- _YOUR INSTRUCTIONS_
Find and return each line containing "name".

────────────────────

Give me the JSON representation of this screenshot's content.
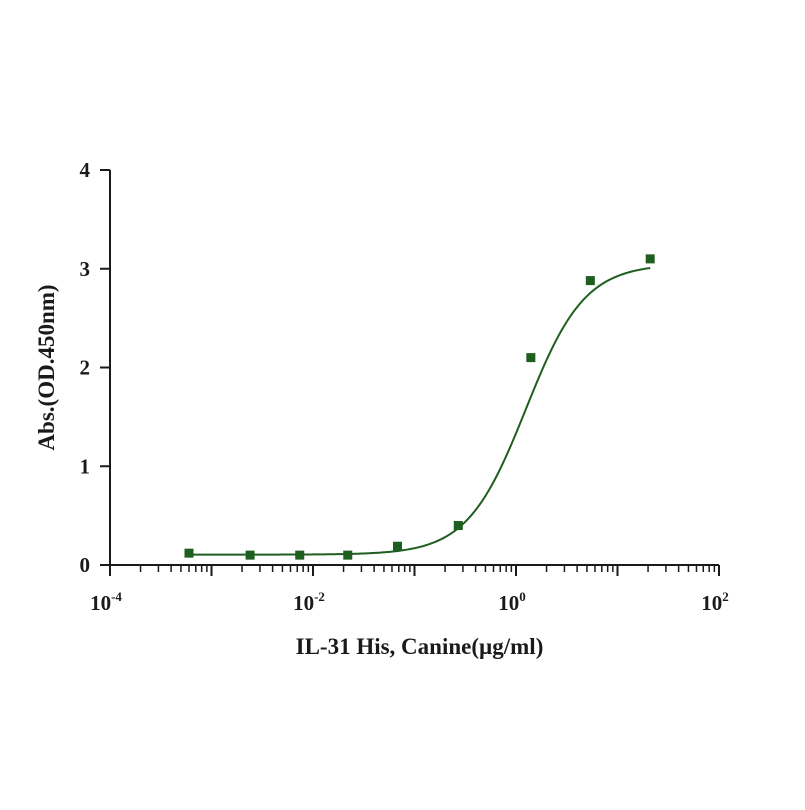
{
  "chart_data": {
    "type": "scatter",
    "xlabel": "IL-31 His, Canine(µg/ml)",
    "ylabel": "Abs.(OD.450nm)",
    "x_scale": "log",
    "xlim": [
      0.0001,
      100
    ],
    "ylim": [
      0,
      4
    ],
    "y_ticks": [
      "0",
      "1",
      "2",
      "3",
      "4"
    ],
    "x_ticks": [
      {
        "base": "10",
        "exp": "-4"
      },
      {
        "base": "10",
        "exp": "-2"
      },
      {
        "base": "10",
        "exp": "0"
      },
      {
        "base": "10",
        "exp": "2"
      }
    ],
    "grid": false,
    "series": [
      {
        "color": "#1e5e1e",
        "marker": "square",
        "x": [
          0.0006,
          0.0024,
          0.0074,
          0.022,
          0.068,
          0.27,
          1.4,
          5.4,
          21
        ],
        "y": [
          0.12,
          0.1,
          0.1,
          0.1,
          0.19,
          0.4,
          2.1,
          2.88,
          3.1
        ]
      }
    ],
    "fit_curve": {
      "model": "4PL",
      "bottom": 0.105,
      "top": 3.05,
      "ec50": 1.25,
      "hill": 1.5,
      "color": "#1e5e1e"
    }
  }
}
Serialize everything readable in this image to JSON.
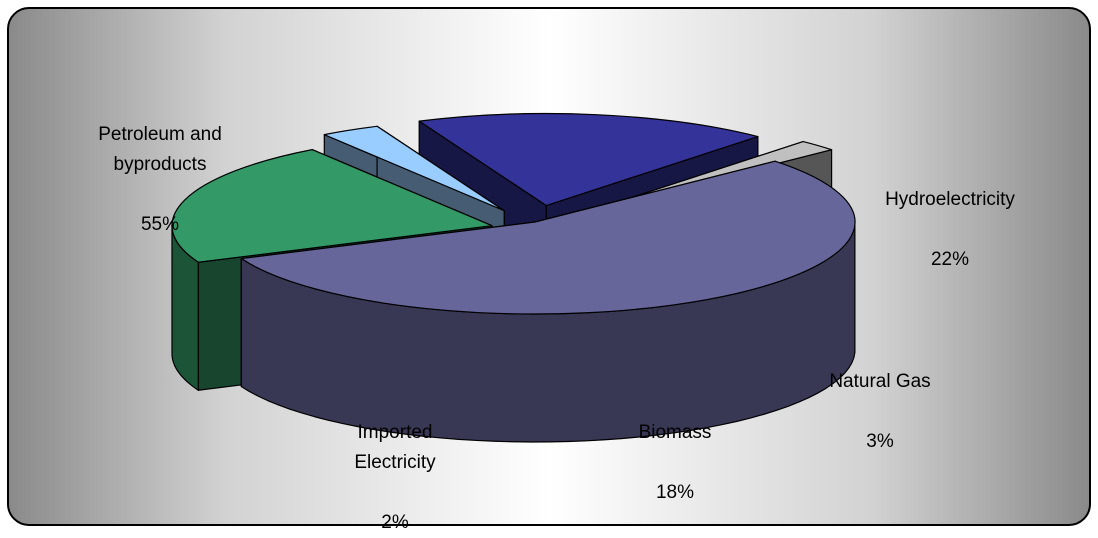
{
  "chart_data": {
    "type": "pie",
    "title": "",
    "three_d": true,
    "exploded": true,
    "legend": "none",
    "slices": [
      {
        "name": "Petroleum and byproducts",
        "value": 55,
        "label": "55%",
        "color": "#66669a"
      },
      {
        "name": "Hydroelectricity",
        "value": 22,
        "label": "22%",
        "color": "#339966"
      },
      {
        "name": "Natural Gas",
        "value": 3,
        "label": "3%",
        "color": "#99ccff"
      },
      {
        "name": "Biomass",
        "value": 18,
        "label": "18%",
        "color": "#333399"
      },
      {
        "name": "Imported Electricity",
        "value": 2,
        "label": "2%",
        "color": "#c0c0c0"
      }
    ]
  }
}
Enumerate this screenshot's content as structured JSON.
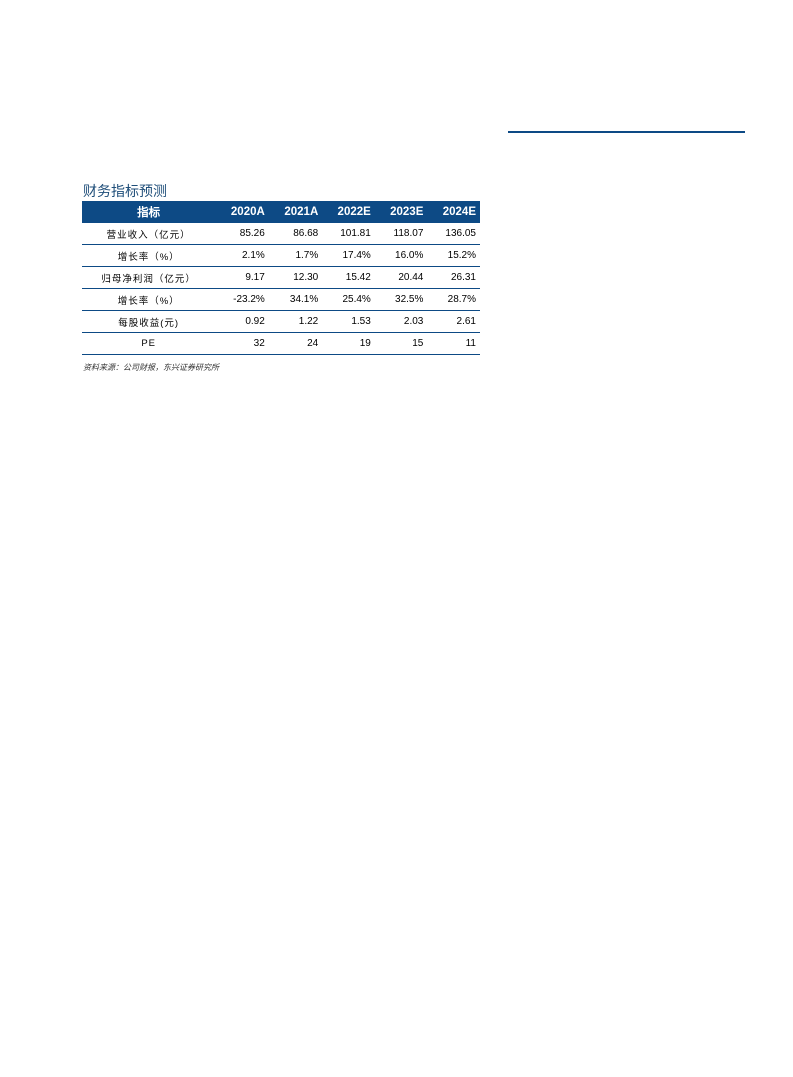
{
  "title": "财务指标预测",
  "table": {
    "headers": [
      "指标",
      "2020A",
      "2021A",
      "2022E",
      "2023E",
      "2024E"
    ],
    "rows": [
      [
        "营业收入（亿元）",
        "85.26",
        "86.68",
        "101.81",
        "118.07",
        "136.05"
      ],
      [
        "增长率（%）",
        "2.1%",
        "1.7%",
        "17.4%",
        "16.0%",
        "15.2%"
      ],
      [
        "归母净利润（亿元）",
        "9.17",
        "12.30",
        "15.42",
        "20.44",
        "26.31"
      ],
      [
        "增长率（%）",
        "-23.2%",
        "34.1%",
        "25.4%",
        "32.5%",
        "28.7%"
      ],
      [
        "每股收益(元)",
        "0.92",
        "1.22",
        "1.53",
        "2.03",
        "2.61"
      ],
      [
        "PE",
        "32",
        "24",
        "19",
        "15",
        "11"
      ]
    ]
  },
  "source": "资料来源：公司财报，东兴证券研究所",
  "colors": {
    "accent": "#0d4a85"
  }
}
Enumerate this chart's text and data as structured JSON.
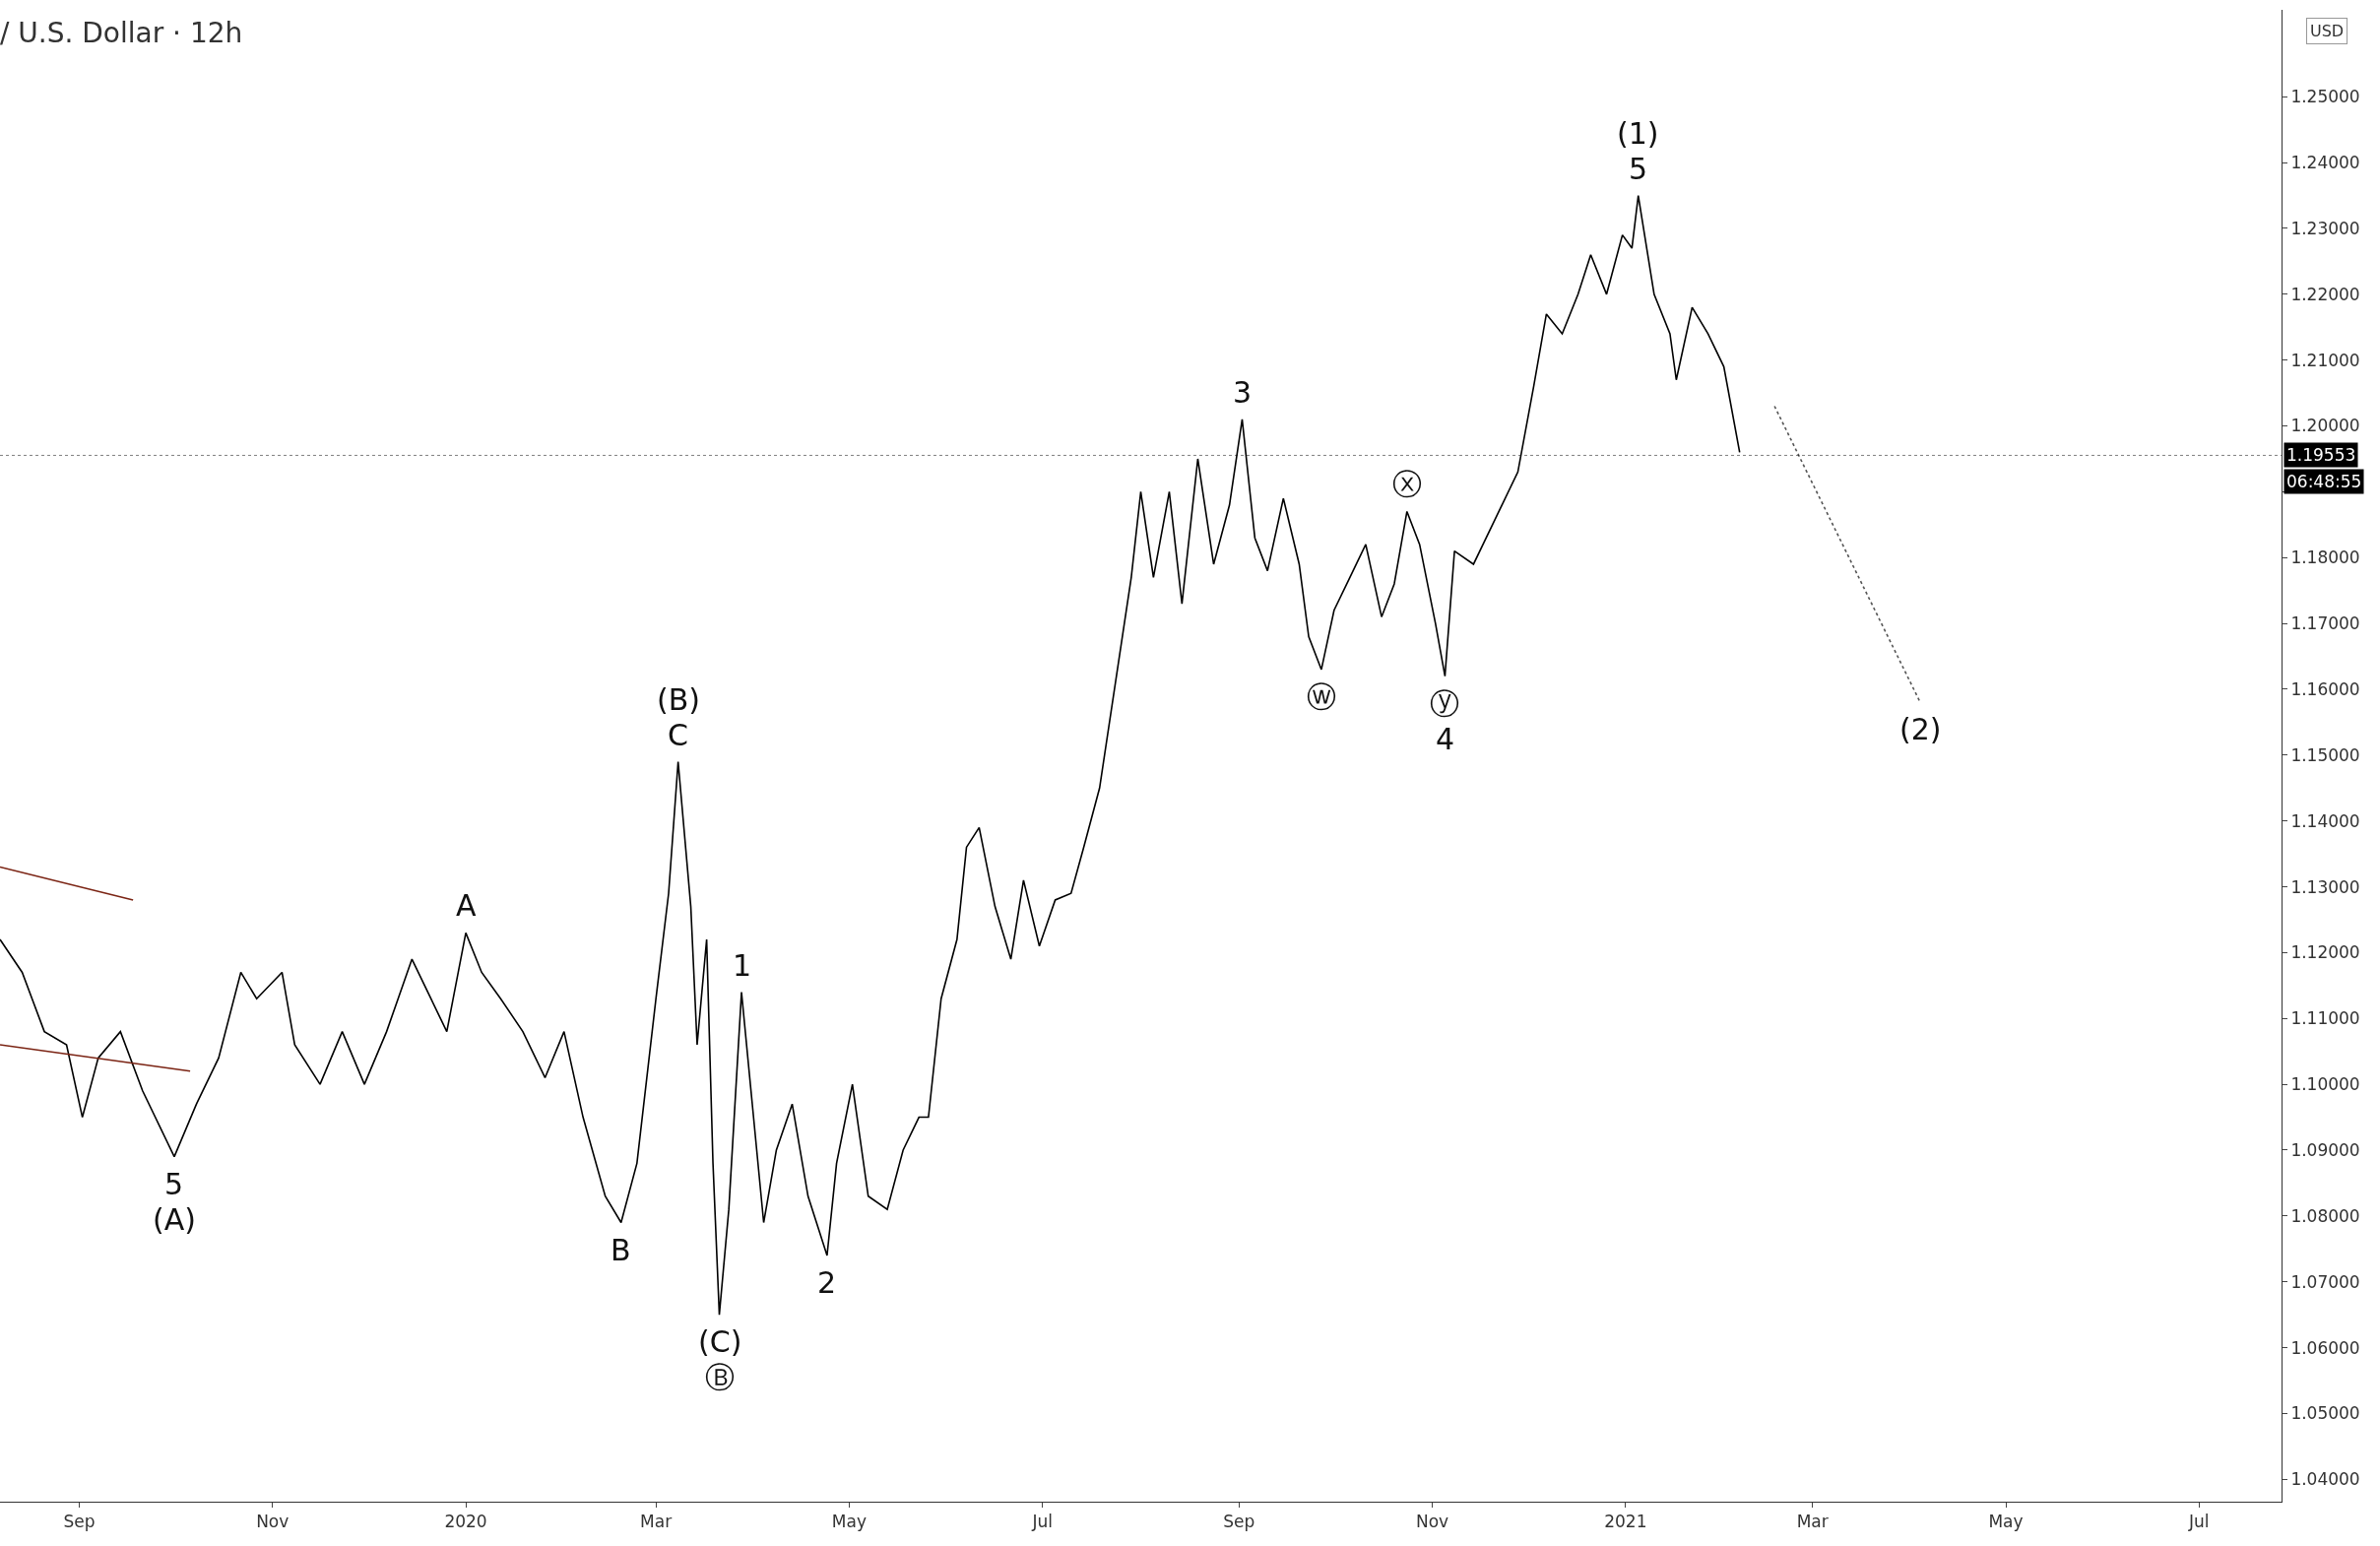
{
  "chart_data": {
    "type": "line",
    "title": "/ U.S. Dollar · 12h",
    "ylabel": "USD",
    "marker": "none",
    "series": [
      {
        "color": "#000000",
        "line_style": "solid",
        "x": [
          "2019-08-07",
          "2019-08-14",
          "2019-08-21",
          "2019-08-28",
          "2019-09-02",
          "2019-09-07",
          "2019-09-14",
          "2019-09-21",
          "2019-10-01",
          "2019-10-08",
          "2019-10-15",
          "2019-10-22",
          "2019-10-27",
          "2019-11-04",
          "2019-11-08",
          "2019-11-16",
          "2019-11-23",
          "2019-11-30",
          "2019-12-07",
          "2019-12-15",
          "2019-12-21",
          "2019-12-26",
          "2020-01-01",
          "2020-01-06",
          "2020-01-12",
          "2020-01-19",
          "2020-01-26",
          "2020-02-01",
          "2020-02-07",
          "2020-02-14",
          "2020-02-19",
          "2020-02-24",
          "2020-03-01",
          "2020-03-05",
          "2020-03-08",
          "2020-03-12",
          "2020-03-14",
          "2020-03-17",
          "2020-03-19",
          "2020-03-21",
          "2020-03-24",
          "2020-03-28",
          "2020-03-31",
          "2020-04-04",
          "2020-04-08",
          "2020-04-13",
          "2020-04-18",
          "2020-04-24",
          "2020-04-27",
          "2020-05-02",
          "2020-05-07",
          "2020-05-13",
          "2020-05-18",
          "2020-05-23",
          "2020-05-26",
          "2020-05-30",
          "2020-06-04",
          "2020-06-07",
          "2020-06-11",
          "2020-06-16",
          "2020-06-21",
          "2020-06-25",
          "2020-06-30",
          "2020-07-05",
          "2020-07-10",
          "2020-07-14",
          "2020-07-19",
          "2020-07-24",
          "2020-07-29",
          "2020-08-01",
          "2020-08-05",
          "2020-08-10",
          "2020-08-14",
          "2020-08-19",
          "2020-08-24",
          "2020-08-29",
          "2020-09-02",
          "2020-09-06",
          "2020-09-10",
          "2020-09-15",
          "2020-09-20",
          "2020-09-23",
          "2020-09-27",
          "2020-10-01",
          "2020-10-06",
          "2020-10-11",
          "2020-10-16",
          "2020-10-20",
          "2020-10-24",
          "2020-10-28",
          "2020-11-02",
          "2020-11-05",
          "2020-11-08",
          "2020-11-14",
          "2020-11-21",
          "2020-11-28",
          "2020-12-03",
          "2020-12-07",
          "2020-12-12",
          "2020-12-17",
          "2020-12-21",
          "2020-12-26",
          "2020-12-31",
          "2021-01-03",
          "2021-01-05",
          "2021-01-10",
          "2021-01-15",
          "2021-01-17",
          "2021-01-22",
          "2021-01-27",
          "2021-02-01",
          "2021-02-06"
        ],
        "values": [
          1.122,
          1.117,
          1.108,
          1.106,
          1.095,
          1.104,
          1.108,
          1.099,
          1.089,
          1.097,
          1.104,
          1.117,
          1.113,
          1.117,
          1.106,
          1.1,
          1.108,
          1.1,
          1.108,
          1.119,
          1.113,
          1.108,
          1.123,
          1.117,
          1.113,
          1.108,
          1.101,
          1.108,
          1.095,
          1.083,
          1.079,
          1.088,
          1.113,
          1.129,
          1.149,
          1.127,
          1.106,
          1.122,
          1.088,
          1.065,
          1.081,
          1.114,
          1.099,
          1.079,
          1.09,
          1.097,
          1.083,
          1.074,
          1.088,
          1.1,
          1.083,
          1.081,
          1.09,
          1.095,
          1.095,
          1.113,
          1.122,
          1.136,
          1.139,
          1.127,
          1.119,
          1.131,
          1.121,
          1.128,
          1.129,
          1.136,
          1.145,
          1.161,
          1.177,
          1.19,
          1.177,
          1.19,
          1.173,
          1.195,
          1.179,
          1.188,
          1.201,
          1.183,
          1.178,
          1.189,
          1.179,
          1.168,
          1.163,
          1.172,
          1.177,
          1.182,
          1.171,
          1.176,
          1.187,
          1.182,
          1.17,
          1.162,
          1.181,
          1.179,
          1.186,
          1.193,
          1.206,
          1.217,
          1.214,
          1.22,
          1.226,
          1.22,
          1.229,
          1.227,
          1.235,
          1.22,
          1.214,
          1.207,
          1.218,
          1.214,
          1.209,
          1.196
        ]
      },
      {
        "color": "#7b2414",
        "line_style": "solid",
        "x": [
          "2019-08-07",
          "2019-09-18"
        ],
        "values": [
          1.133,
          1.128
        ]
      },
      {
        "color": "#7b2414",
        "line_style": "solid",
        "x": [
          "2019-08-07",
          "2019-10-06"
        ],
        "values": [
          1.106,
          1.102
        ]
      },
      {
        "color": "#555555",
        "line_style": "dotted",
        "x": [
          "2021-02-17",
          "2021-04-04"
        ],
        "values": [
          1.203,
          1.158
        ]
      }
    ],
    "xlim": [
      "2019-08-07",
      "2021-07-27"
    ],
    "xticks": [
      {
        "value": "2019-09-01",
        "label": "Sep"
      },
      {
        "value": "2019-11-01",
        "label": "Nov"
      },
      {
        "value": "2020-01-01",
        "label": "2020"
      },
      {
        "value": "2020-03-01",
        "label": "Mar"
      },
      {
        "value": "2020-05-01",
        "label": "May"
      },
      {
        "value": "2020-07-01",
        "label": "Jul"
      },
      {
        "value": "2020-09-01",
        "label": "Sep"
      },
      {
        "value": "2020-11-01",
        "label": "Nov"
      },
      {
        "value": "2021-01-01",
        "label": "2021"
      },
      {
        "value": "2021-03-01",
        "label": "Mar"
      },
      {
        "value": "2021-05-01",
        "label": "May"
      },
      {
        "value": "2021-07-01",
        "label": "Jul"
      }
    ],
    "ylim": [
      1.0366,
      1.2632
    ],
    "yticks": [
      {
        "value": 1.04,
        "label": "1.04000"
      },
      {
        "value": 1.05,
        "label": "1.05000"
      },
      {
        "value": 1.06,
        "label": "1.06000"
      },
      {
        "value": 1.07,
        "label": "1.07000"
      },
      {
        "value": 1.08,
        "label": "1.08000"
      },
      {
        "value": 1.09,
        "label": "1.09000"
      },
      {
        "value": 1.1,
        "label": "1.10000"
      },
      {
        "value": 1.11,
        "label": "1.11000"
      },
      {
        "value": 1.12,
        "label": "1.12000"
      },
      {
        "value": 1.13,
        "label": "1.13000"
      },
      {
        "value": 1.14,
        "label": "1.14000"
      },
      {
        "value": 1.15,
        "label": "1.15000"
      },
      {
        "value": 1.16,
        "label": "1.16000"
      },
      {
        "value": 1.17,
        "label": "1.17000"
      },
      {
        "value": 1.18,
        "label": "1.18000"
      },
      {
        "value": 1.19,
        "label": null
      },
      {
        "value": 1.2,
        "label": "1.20000"
      },
      {
        "value": 1.21,
        "label": "1.21000"
      },
      {
        "value": 1.22,
        "label": "1.22000"
      },
      {
        "value": 1.23,
        "label": "1.23000"
      },
      {
        "value": 1.24,
        "label": "1.24000"
      },
      {
        "value": 1.25,
        "label": "1.25000"
      }
    ],
    "ref_lines": [
      {
        "axis": "y",
        "value": 1.19553,
        "label": "1.19553"
      }
    ],
    "annotations": [
      {
        "text": "5",
        "x": "2019-10-01",
        "y": 1.089
      },
      {
        "text": "(A)",
        "x": "2019-10-01",
        "y": 1.089
      },
      {
        "text": "A",
        "x": "2020-01-01",
        "y": 1.123
      },
      {
        "text": "B",
        "x": "2020-02-19",
        "y": 1.079
      },
      {
        "text": "(B)",
        "x": "2020-03-08",
        "y": 1.149
      },
      {
        "text": "C",
        "x": "2020-03-08",
        "y": 1.149
      },
      {
        "text": "(C)",
        "x": "2020-03-21",
        "y": 1.065
      },
      {
        "text": "Ⓑ",
        "x": "2020-03-21",
        "y": 1.065
      },
      {
        "text": "1",
        "x": "2020-03-28",
        "y": 1.114
      },
      {
        "text": "2",
        "x": "2020-04-24",
        "y": 1.074
      },
      {
        "text": "3",
        "x": "2020-09-02",
        "y": 1.201
      },
      {
        "text": "ⓦ",
        "x": "2020-09-27",
        "y": 1.163
      },
      {
        "text": "ⓧ",
        "x": "2020-10-24",
        "y": 1.187
      },
      {
        "text": "ⓨ",
        "x": "2020-11-05",
        "y": 1.162
      },
      {
        "text": "4",
        "x": "2020-11-05",
        "y": 1.162
      },
      {
        "text": "(1)",
        "x": "2021-01-05",
        "y": 1.235
      },
      {
        "text": "5",
        "x": "2021-01-05",
        "y": 1.235
      },
      {
        "text": "(2)",
        "x": "2021-04-04",
        "y": 1.158
      },
      "06:48:55"
    ]
  }
}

────────────────────

- _ANSWER IN FULL_
        "name": "Petroleum and byproducts",
        "name": "Hydroelectricity",
        "name": "Natural Gas",
        "name": "Biomass",
        "name": "Imported Electricity",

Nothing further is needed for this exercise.